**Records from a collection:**
^^^^^^^^
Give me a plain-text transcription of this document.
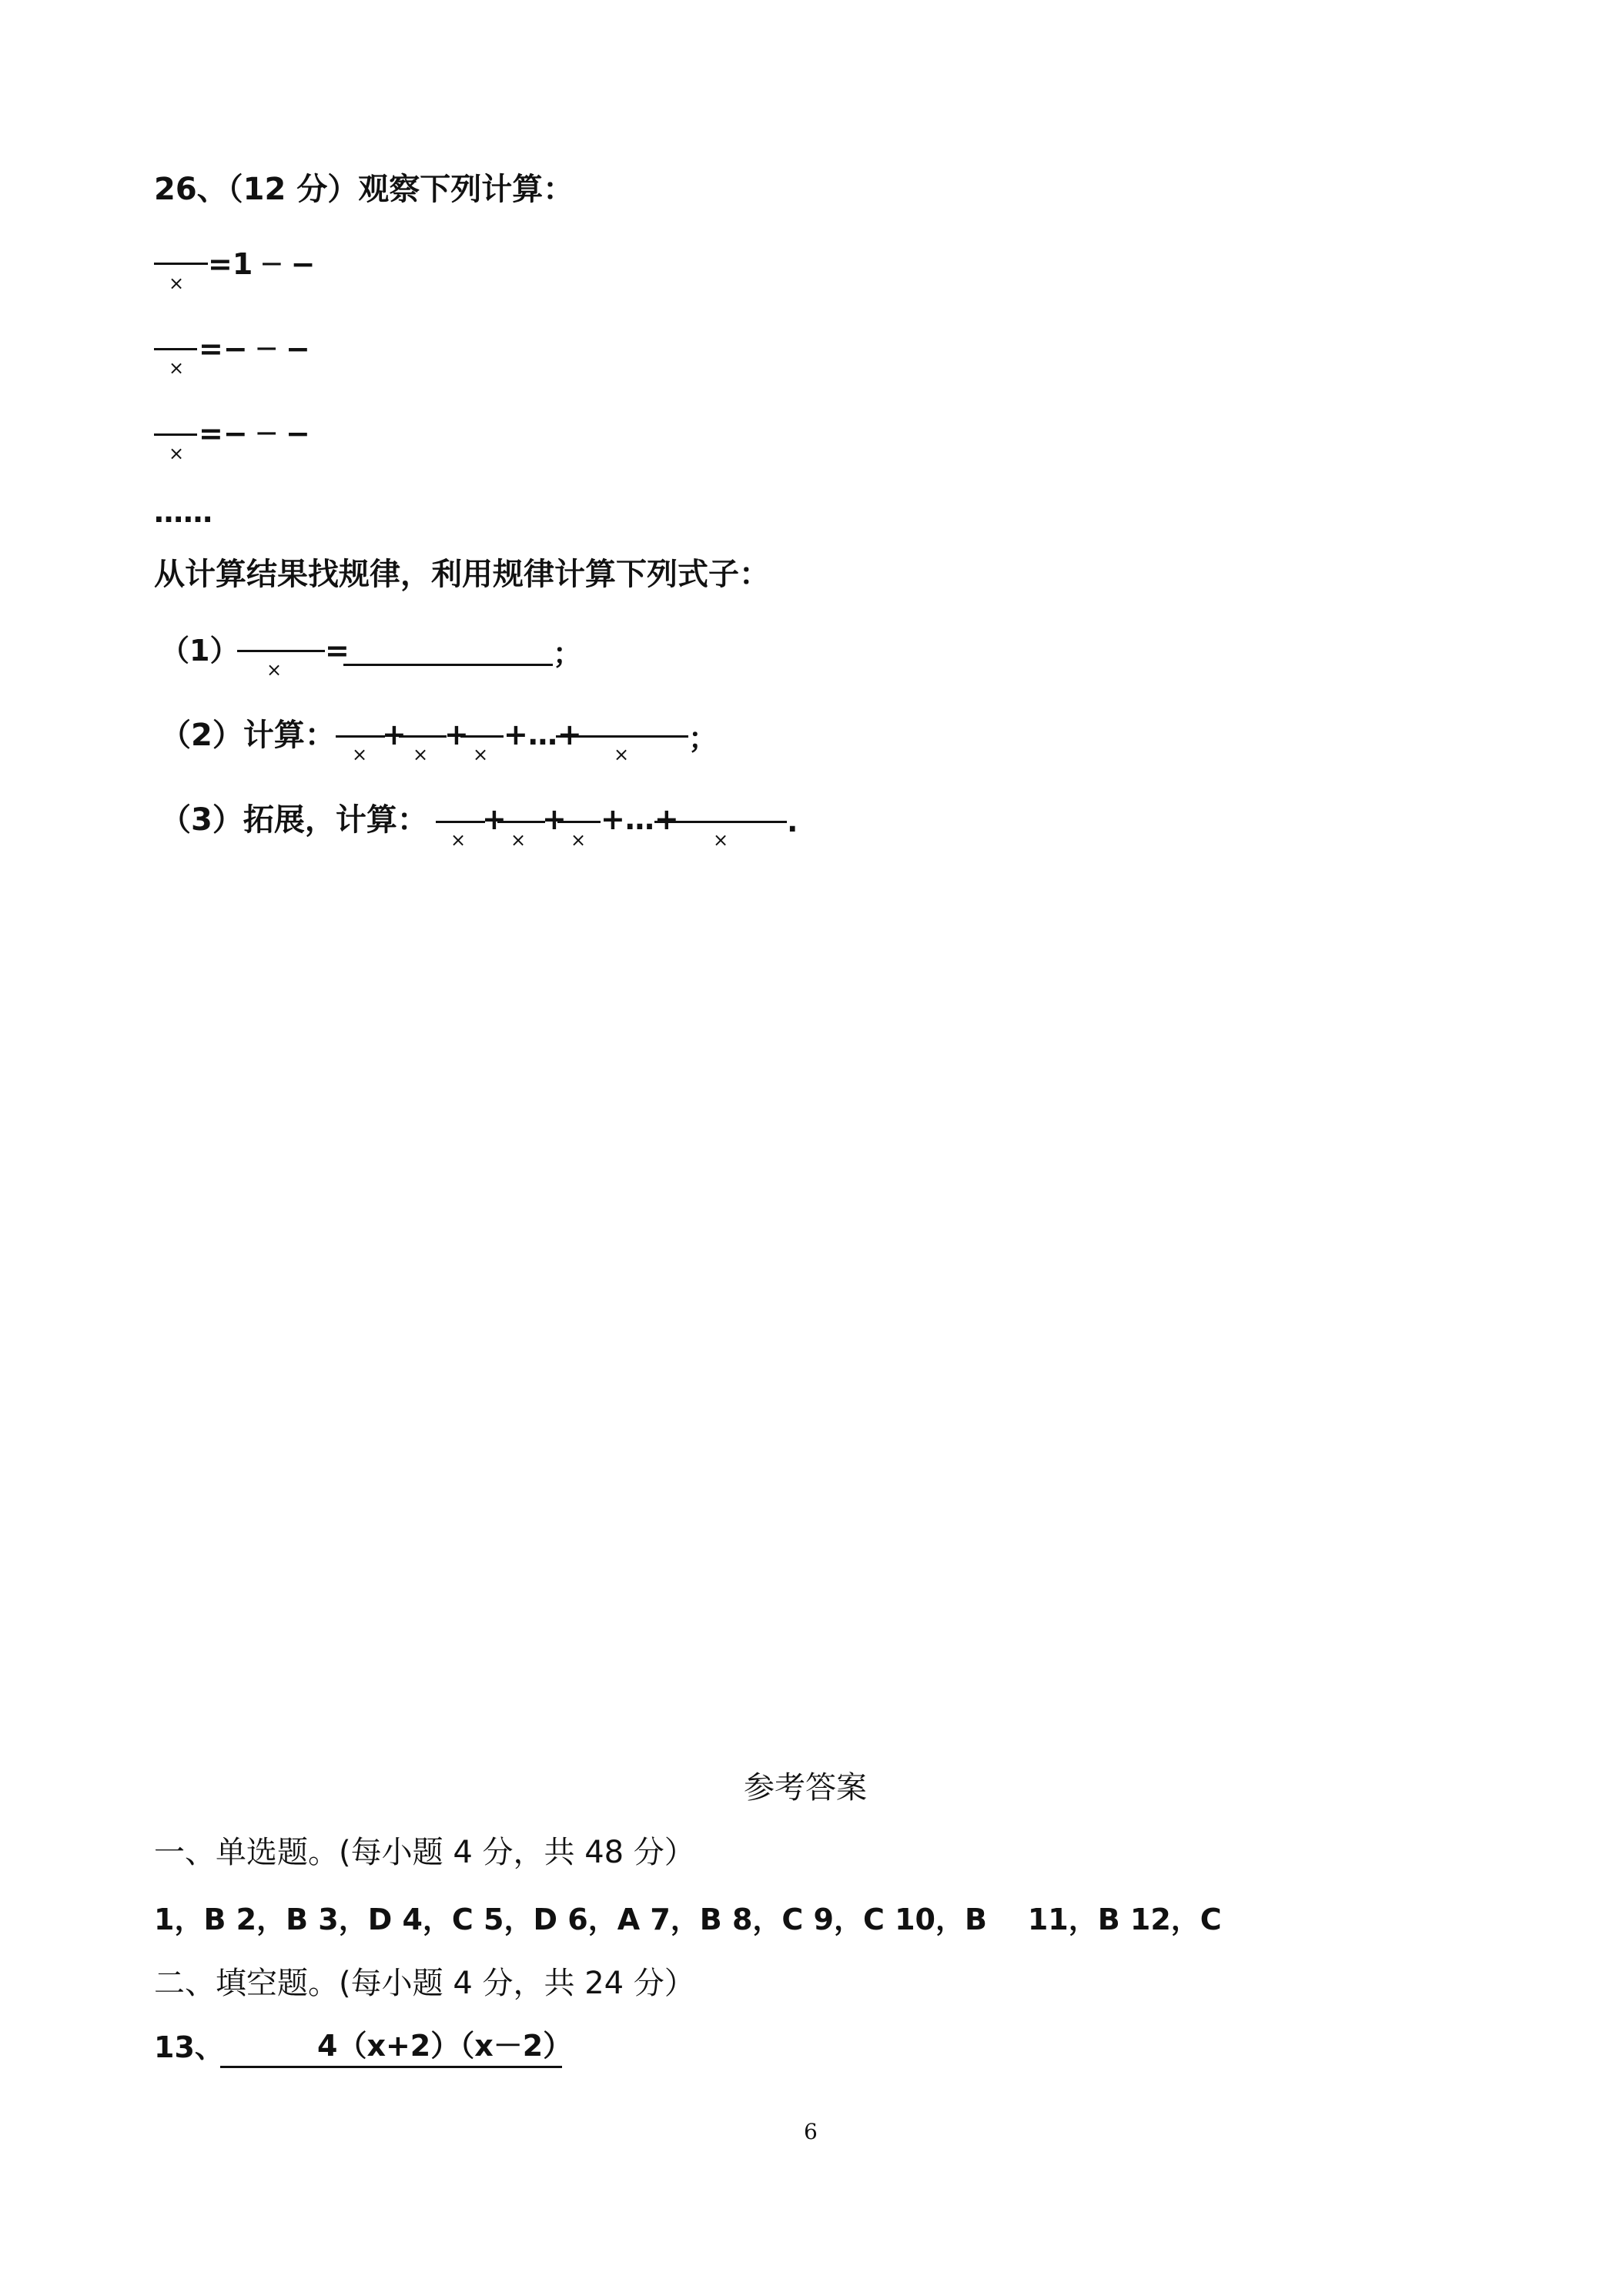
26、（12 分）观察下列计算：
×
=1 ─ −
×
=− ─ −
×
=− ─ −
……
从计算结果找规律，利用规律计算下列式子：
（1）
×
=	；
（2）计算：
×
+
×
+
×
+…+
× ；
（3）拓展，计算：
×
+
×
+
×
+…+
×
.
参考答案
一、单选题。(每小题 4 分，共 48 分）
1，B 2，B 3，D 4，C 5，D 6，A 7，B 8，C 9，C 10，B    11，B 12，C
二、填空题。(每小题 4 分，共 24 分）
13、	4（x+2）（x－2）
6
^^^^^^^^
**Exercise:**
Write out the listing word for word, omitting the pictures it holds.

**Answer in full:**
Give me a plain-text transcription of this document.
26、（12 分）观察下列计算：
×
=1 ─ −
×
=− ─ −
×
=− ─ −
……
从计算结果找规律，利用规律计算下列式子：
（1）
×
=	；
（2）计算：
×
+
×
+
×
+…+
× ；
（3）拓展，计算：
×
+
×
+
×
+…+
×
.
参考答案
一、单选题。(每小题 4 分，共 48 分）
1，B 2，B 3，D 4，C 5，D 6，A 7，B 8，C 9，C 10，B    11，B 12，C
二、填空题。(每小题 4 分，共 24 分）
13、	4（x+2）（x－2）
6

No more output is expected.